:: Aim of the exercise ::
Every line of the data that contains the string "jelas" must be copied.

* * * * * * *

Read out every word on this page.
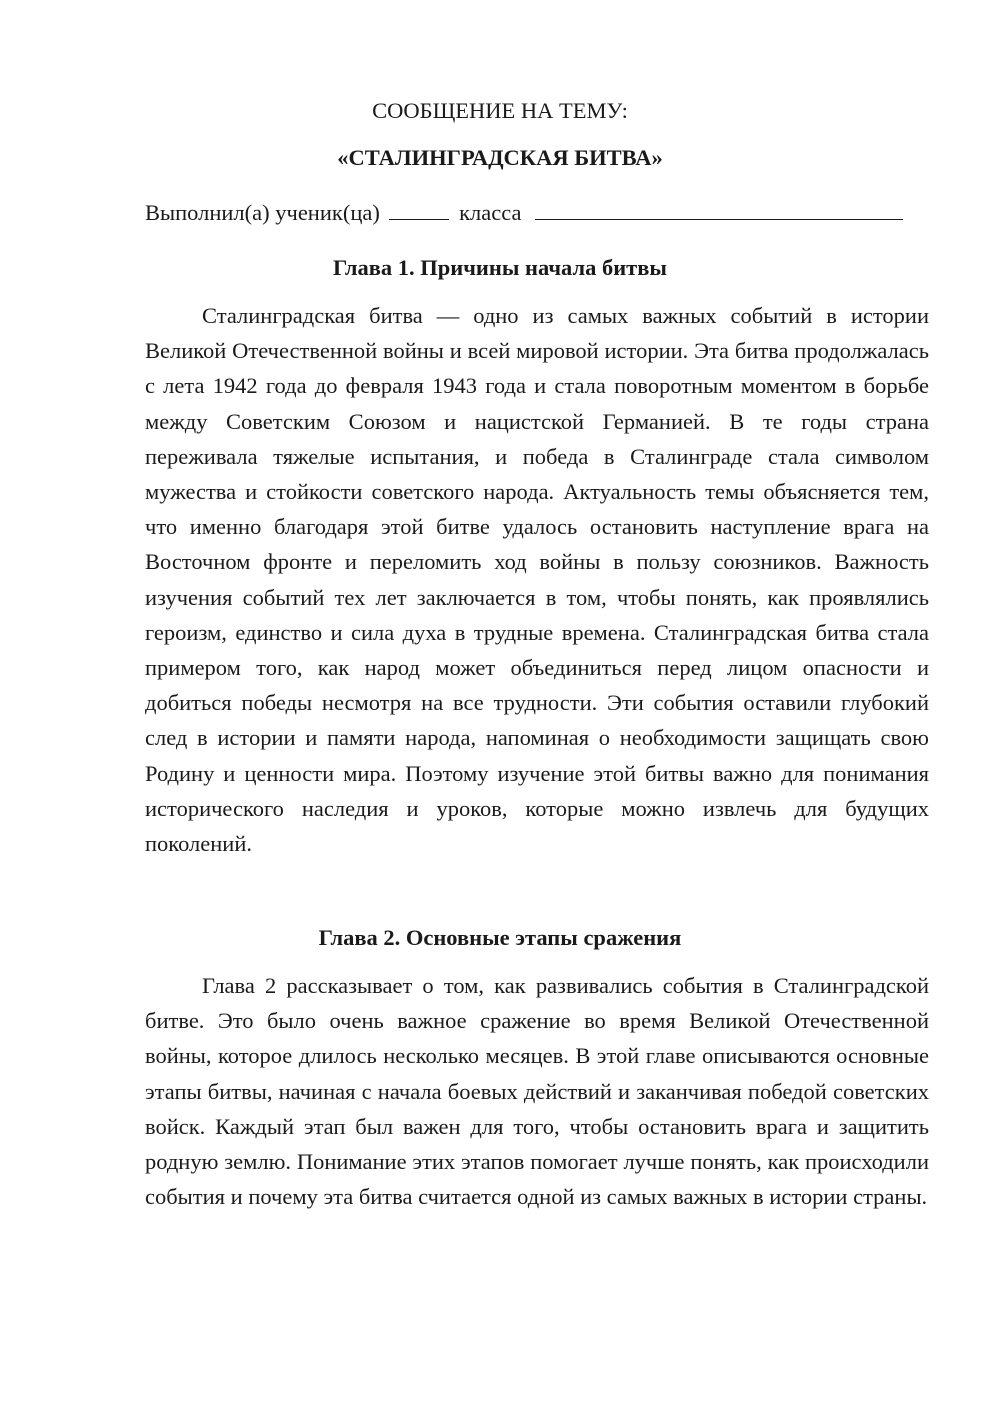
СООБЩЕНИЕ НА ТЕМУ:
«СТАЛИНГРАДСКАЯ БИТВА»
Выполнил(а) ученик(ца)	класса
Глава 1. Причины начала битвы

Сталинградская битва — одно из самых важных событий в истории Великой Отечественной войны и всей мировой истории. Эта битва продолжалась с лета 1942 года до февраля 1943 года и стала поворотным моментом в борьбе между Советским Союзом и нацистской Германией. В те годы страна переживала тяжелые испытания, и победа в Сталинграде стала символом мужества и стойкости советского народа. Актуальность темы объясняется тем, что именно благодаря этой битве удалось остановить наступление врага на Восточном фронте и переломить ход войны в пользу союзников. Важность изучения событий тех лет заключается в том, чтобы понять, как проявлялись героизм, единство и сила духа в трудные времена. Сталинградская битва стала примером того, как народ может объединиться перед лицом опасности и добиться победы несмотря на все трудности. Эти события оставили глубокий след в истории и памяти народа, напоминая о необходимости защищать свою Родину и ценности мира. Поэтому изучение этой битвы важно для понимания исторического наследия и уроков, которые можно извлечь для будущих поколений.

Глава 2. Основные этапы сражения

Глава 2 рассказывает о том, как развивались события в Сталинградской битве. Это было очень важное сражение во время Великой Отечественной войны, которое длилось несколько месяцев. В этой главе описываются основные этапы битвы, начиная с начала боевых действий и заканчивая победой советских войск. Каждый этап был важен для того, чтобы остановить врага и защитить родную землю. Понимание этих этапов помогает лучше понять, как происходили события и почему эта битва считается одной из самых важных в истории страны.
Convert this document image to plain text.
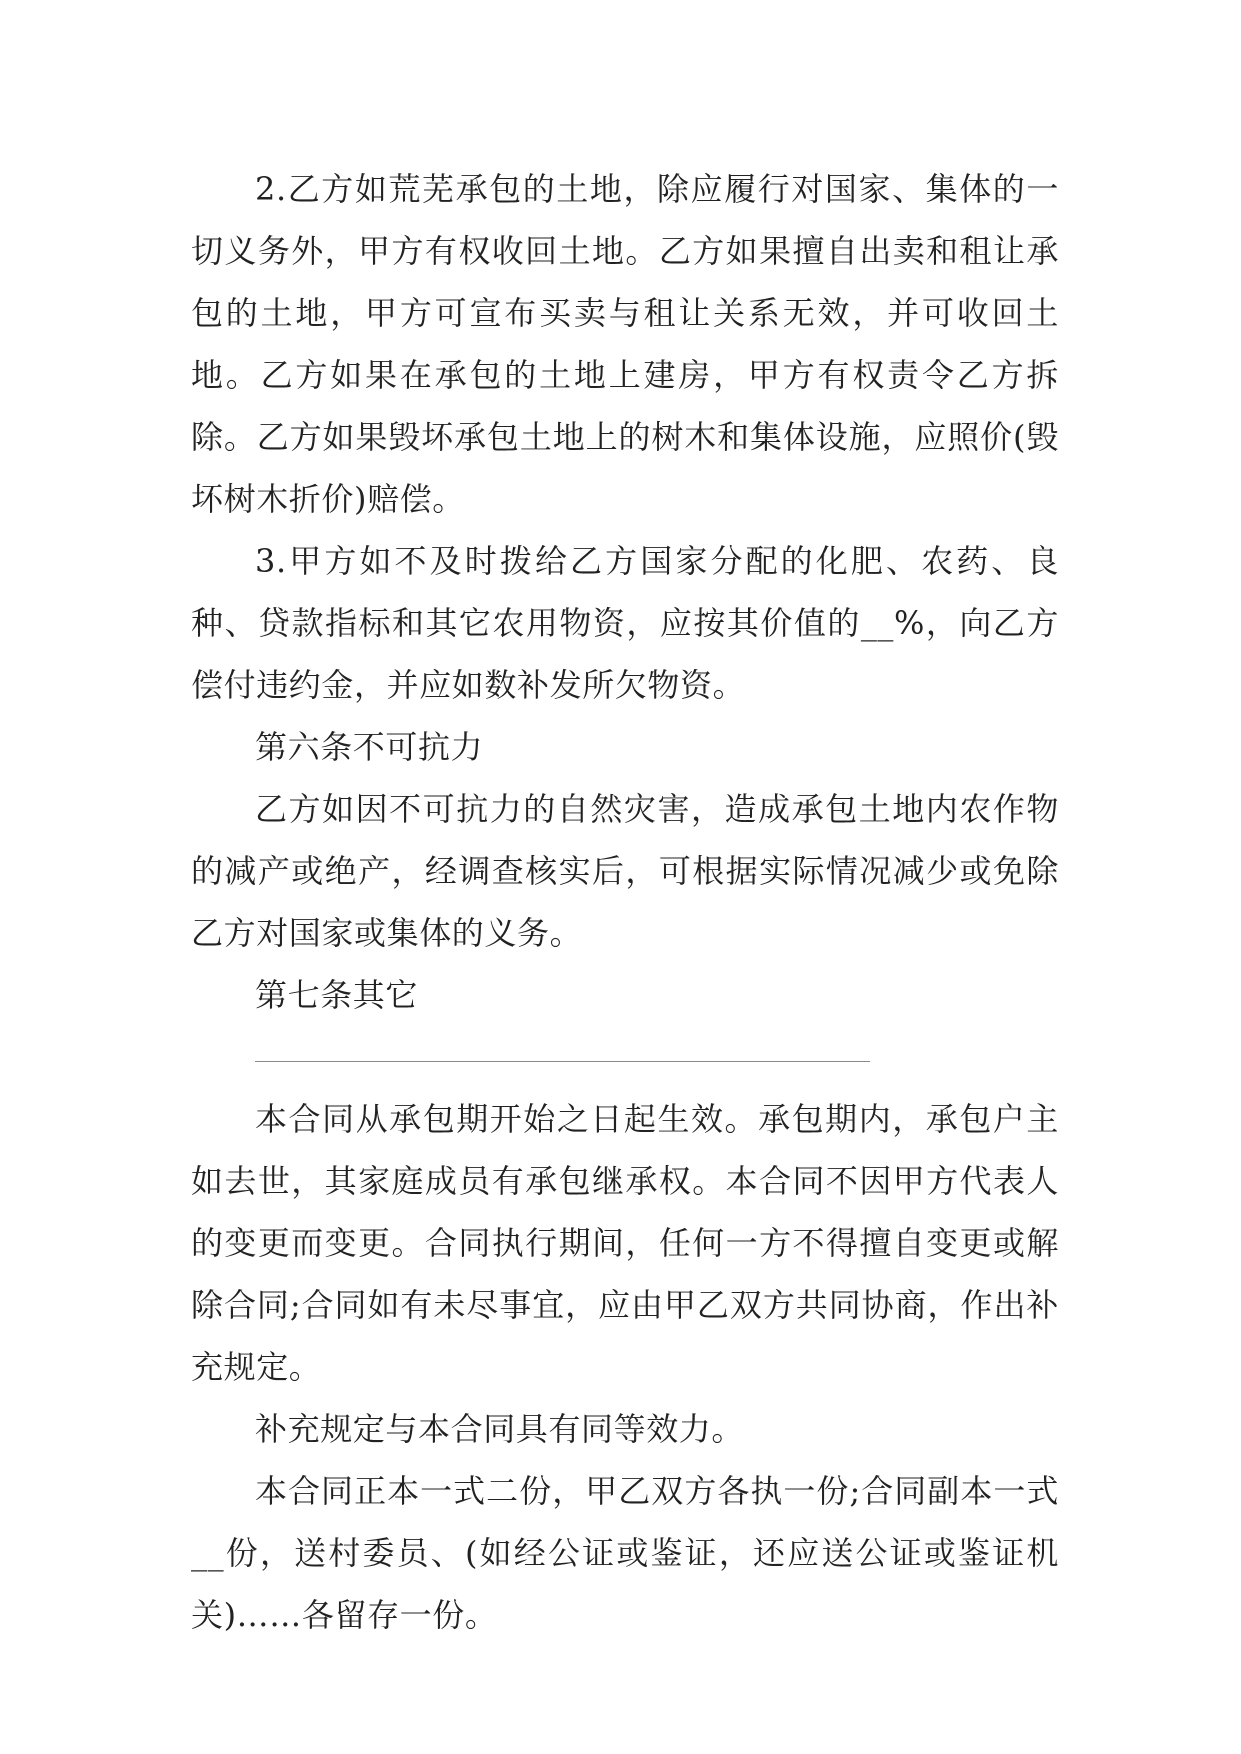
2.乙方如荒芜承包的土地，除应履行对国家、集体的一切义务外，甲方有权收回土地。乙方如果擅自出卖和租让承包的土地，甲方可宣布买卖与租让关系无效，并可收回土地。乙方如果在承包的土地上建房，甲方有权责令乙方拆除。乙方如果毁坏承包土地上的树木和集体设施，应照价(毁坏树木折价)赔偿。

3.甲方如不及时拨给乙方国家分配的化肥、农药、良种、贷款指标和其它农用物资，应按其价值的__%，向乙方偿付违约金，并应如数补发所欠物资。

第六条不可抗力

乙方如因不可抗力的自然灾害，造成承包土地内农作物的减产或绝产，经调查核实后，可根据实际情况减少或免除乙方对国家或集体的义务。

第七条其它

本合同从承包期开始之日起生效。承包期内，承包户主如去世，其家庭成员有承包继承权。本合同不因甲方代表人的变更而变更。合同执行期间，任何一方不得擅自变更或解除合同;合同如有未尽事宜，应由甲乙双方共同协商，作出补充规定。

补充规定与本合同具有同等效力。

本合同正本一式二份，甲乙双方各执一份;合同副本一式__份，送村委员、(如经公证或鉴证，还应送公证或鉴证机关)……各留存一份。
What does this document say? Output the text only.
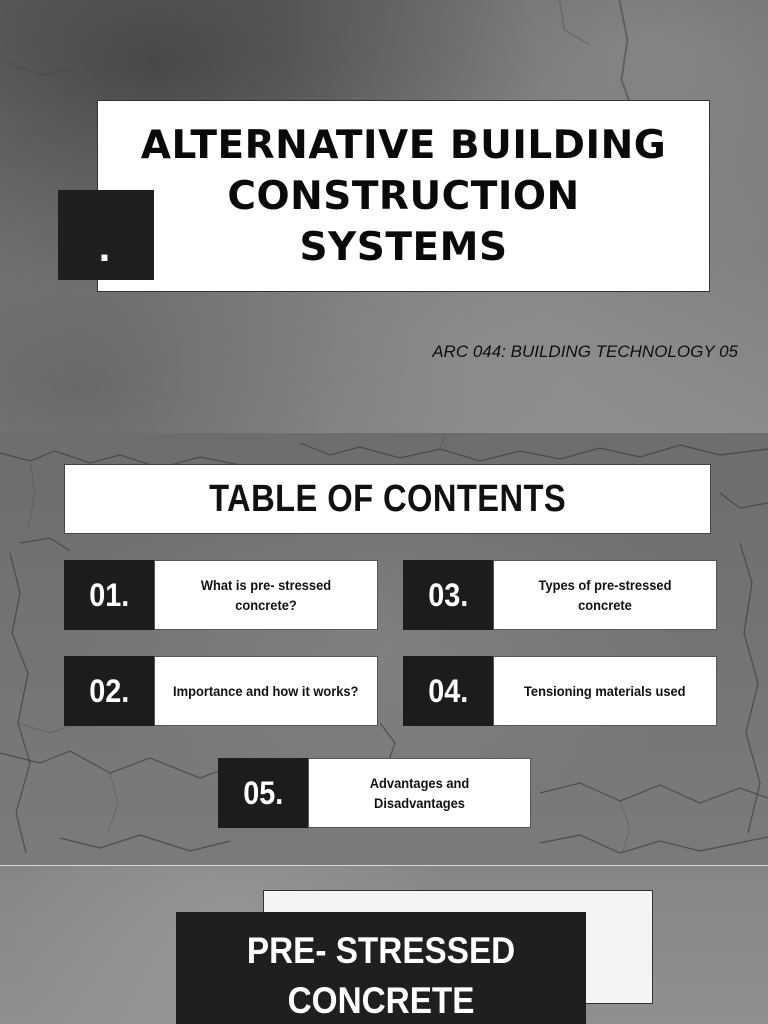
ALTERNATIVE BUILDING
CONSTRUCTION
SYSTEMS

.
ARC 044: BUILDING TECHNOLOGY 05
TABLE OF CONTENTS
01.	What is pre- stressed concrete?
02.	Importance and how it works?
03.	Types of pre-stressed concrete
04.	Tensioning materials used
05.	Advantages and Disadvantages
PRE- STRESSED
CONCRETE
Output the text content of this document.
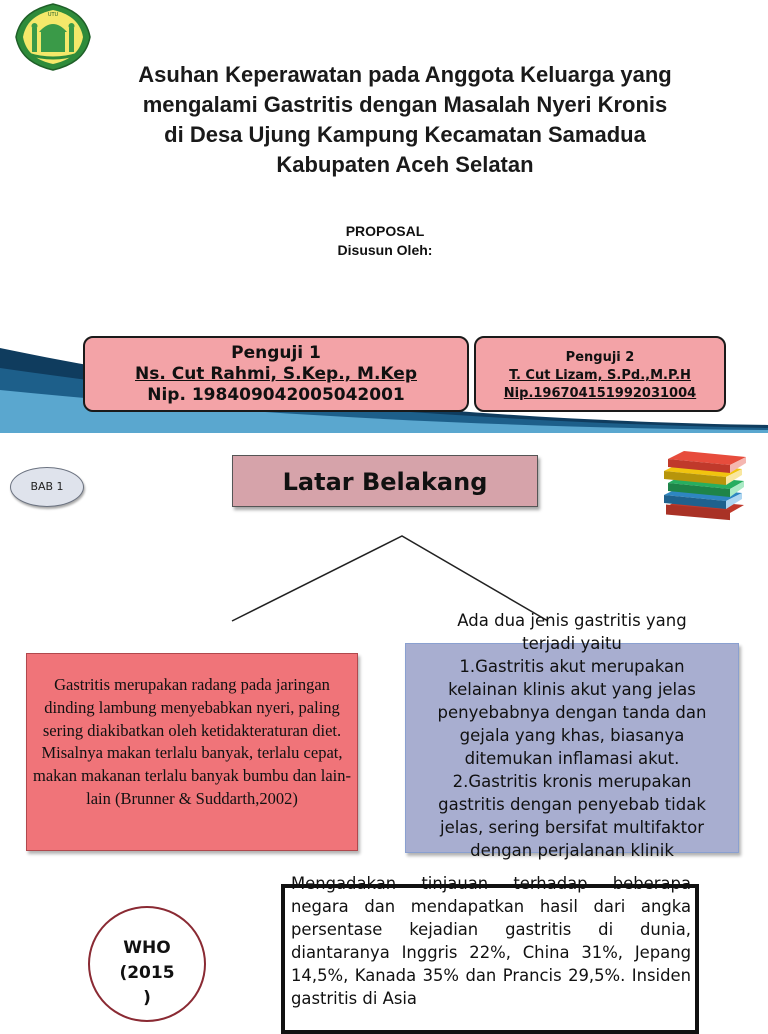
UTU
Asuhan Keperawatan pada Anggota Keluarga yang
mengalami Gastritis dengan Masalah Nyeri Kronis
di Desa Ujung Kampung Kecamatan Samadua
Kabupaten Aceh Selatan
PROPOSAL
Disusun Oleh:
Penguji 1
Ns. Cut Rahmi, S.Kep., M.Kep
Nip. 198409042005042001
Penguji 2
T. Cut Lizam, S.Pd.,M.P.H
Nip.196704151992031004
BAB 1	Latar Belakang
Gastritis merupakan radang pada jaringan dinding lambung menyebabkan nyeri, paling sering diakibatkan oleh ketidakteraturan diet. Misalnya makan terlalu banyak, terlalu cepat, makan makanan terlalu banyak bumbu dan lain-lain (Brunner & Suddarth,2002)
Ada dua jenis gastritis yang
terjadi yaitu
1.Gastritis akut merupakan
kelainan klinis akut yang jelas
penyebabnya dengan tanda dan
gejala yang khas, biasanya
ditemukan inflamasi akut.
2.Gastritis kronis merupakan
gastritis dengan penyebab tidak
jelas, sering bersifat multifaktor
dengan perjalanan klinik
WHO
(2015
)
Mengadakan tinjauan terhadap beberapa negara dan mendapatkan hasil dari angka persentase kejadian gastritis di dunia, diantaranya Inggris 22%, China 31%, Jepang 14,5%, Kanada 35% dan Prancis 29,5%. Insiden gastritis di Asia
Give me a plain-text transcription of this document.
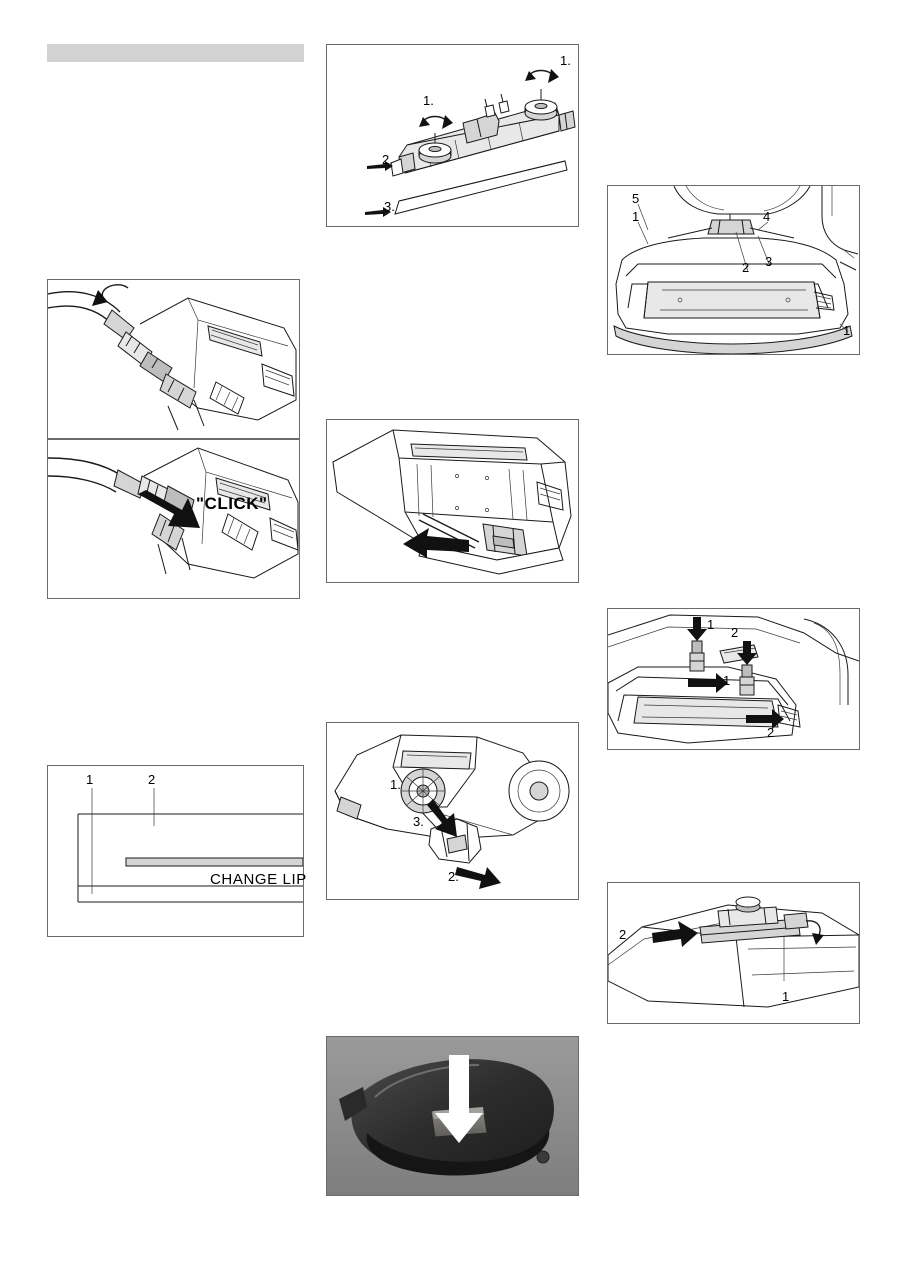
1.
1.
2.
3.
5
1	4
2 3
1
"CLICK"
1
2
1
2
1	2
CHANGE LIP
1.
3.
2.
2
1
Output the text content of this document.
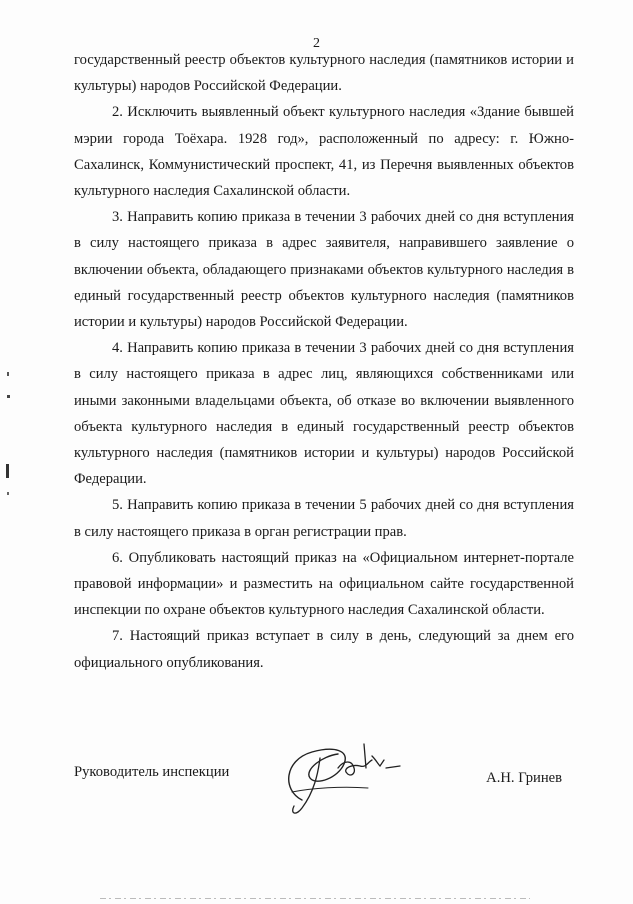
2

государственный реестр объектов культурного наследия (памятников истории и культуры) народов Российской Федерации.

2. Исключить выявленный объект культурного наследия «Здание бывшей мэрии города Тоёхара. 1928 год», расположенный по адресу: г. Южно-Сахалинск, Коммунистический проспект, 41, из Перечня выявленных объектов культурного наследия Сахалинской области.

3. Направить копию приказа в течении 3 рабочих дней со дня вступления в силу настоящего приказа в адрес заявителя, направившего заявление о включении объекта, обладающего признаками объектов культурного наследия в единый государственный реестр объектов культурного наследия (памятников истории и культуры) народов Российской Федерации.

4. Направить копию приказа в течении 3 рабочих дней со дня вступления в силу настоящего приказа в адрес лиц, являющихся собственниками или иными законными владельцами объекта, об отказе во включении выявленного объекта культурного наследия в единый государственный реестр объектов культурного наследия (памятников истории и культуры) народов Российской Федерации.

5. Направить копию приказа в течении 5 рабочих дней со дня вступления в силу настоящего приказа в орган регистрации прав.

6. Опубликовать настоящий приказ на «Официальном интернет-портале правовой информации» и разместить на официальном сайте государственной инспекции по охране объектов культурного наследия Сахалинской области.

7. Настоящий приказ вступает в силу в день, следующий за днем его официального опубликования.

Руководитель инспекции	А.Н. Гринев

* * * * * * *

:: Task answer ::
kelainan klinis akut yang jelas
jelas, sering bersifat multifaktor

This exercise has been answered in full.